• Task goal: Copy every line from the data below in which the string "Computer" can be found.

[Dataset items]
★ ★ ★ ★

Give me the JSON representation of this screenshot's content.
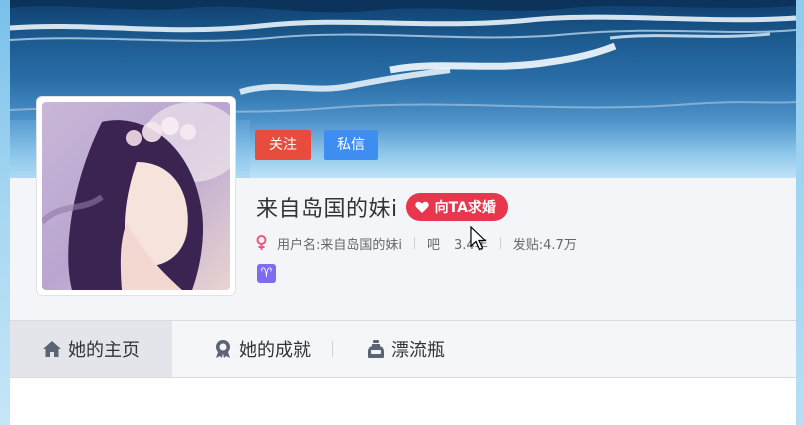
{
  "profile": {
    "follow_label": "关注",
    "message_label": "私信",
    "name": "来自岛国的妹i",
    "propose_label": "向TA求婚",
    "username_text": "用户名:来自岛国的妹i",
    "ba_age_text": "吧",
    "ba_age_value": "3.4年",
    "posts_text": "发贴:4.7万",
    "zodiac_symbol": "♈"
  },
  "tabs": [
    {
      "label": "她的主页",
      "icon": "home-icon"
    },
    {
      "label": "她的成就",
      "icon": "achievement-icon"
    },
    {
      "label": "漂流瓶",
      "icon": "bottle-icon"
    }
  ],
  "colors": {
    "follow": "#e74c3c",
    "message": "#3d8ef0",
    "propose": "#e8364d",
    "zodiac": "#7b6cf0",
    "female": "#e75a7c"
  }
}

★ ★ ★ ★

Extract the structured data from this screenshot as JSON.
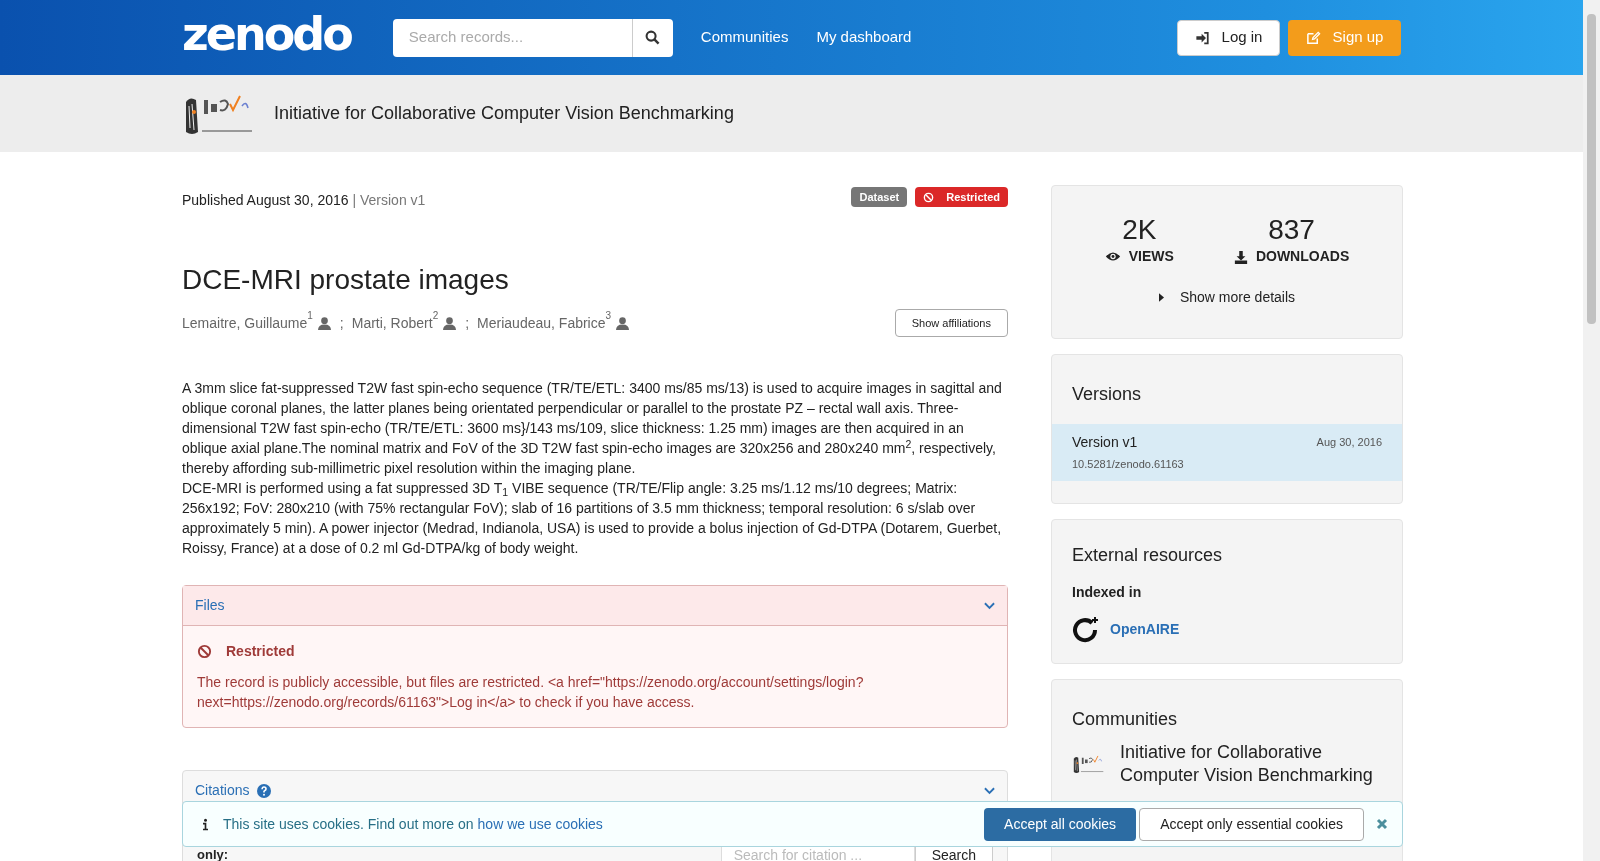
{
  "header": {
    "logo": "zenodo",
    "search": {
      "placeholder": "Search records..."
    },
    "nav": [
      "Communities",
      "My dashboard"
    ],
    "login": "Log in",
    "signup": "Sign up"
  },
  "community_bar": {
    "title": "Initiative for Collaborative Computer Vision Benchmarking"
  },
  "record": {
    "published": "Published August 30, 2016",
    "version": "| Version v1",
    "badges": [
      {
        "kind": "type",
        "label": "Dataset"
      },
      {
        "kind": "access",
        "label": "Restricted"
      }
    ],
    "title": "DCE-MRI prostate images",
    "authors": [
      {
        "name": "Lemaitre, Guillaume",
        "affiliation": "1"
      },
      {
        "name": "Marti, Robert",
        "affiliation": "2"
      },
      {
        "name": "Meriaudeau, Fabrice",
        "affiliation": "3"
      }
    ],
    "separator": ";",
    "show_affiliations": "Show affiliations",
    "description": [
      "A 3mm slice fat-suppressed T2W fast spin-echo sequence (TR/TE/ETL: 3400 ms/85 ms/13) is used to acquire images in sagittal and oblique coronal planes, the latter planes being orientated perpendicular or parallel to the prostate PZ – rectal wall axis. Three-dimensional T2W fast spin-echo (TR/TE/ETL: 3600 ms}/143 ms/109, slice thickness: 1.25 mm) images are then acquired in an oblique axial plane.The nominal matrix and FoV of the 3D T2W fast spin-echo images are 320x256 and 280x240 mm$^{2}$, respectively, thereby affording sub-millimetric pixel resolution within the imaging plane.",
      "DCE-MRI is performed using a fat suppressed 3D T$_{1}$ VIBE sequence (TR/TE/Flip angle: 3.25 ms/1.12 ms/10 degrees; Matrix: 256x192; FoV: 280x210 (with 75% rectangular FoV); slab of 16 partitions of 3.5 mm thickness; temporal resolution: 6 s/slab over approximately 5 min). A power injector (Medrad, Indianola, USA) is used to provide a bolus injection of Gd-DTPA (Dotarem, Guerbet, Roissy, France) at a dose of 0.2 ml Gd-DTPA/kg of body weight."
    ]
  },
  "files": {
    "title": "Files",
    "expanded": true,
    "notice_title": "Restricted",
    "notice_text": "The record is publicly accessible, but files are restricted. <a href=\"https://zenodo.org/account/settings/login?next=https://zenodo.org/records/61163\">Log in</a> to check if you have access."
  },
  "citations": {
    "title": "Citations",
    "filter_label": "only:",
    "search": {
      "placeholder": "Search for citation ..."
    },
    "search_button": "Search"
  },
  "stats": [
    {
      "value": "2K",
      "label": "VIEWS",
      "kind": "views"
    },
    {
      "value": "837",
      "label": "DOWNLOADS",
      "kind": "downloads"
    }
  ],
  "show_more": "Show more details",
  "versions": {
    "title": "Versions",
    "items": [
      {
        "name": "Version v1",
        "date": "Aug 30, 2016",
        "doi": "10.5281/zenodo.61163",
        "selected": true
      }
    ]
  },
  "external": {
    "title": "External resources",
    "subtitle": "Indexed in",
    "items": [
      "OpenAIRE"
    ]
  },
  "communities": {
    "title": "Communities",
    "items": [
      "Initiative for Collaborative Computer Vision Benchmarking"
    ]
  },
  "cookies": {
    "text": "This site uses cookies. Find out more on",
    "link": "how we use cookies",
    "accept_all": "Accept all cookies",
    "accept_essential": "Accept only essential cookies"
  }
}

★ ★ ★ ★

• Response to the task:
    "title": "Initiative for Collaborative Computer Vision Benchmarking"
      "Initiative for Collaborative Computer Vision Benchmarking"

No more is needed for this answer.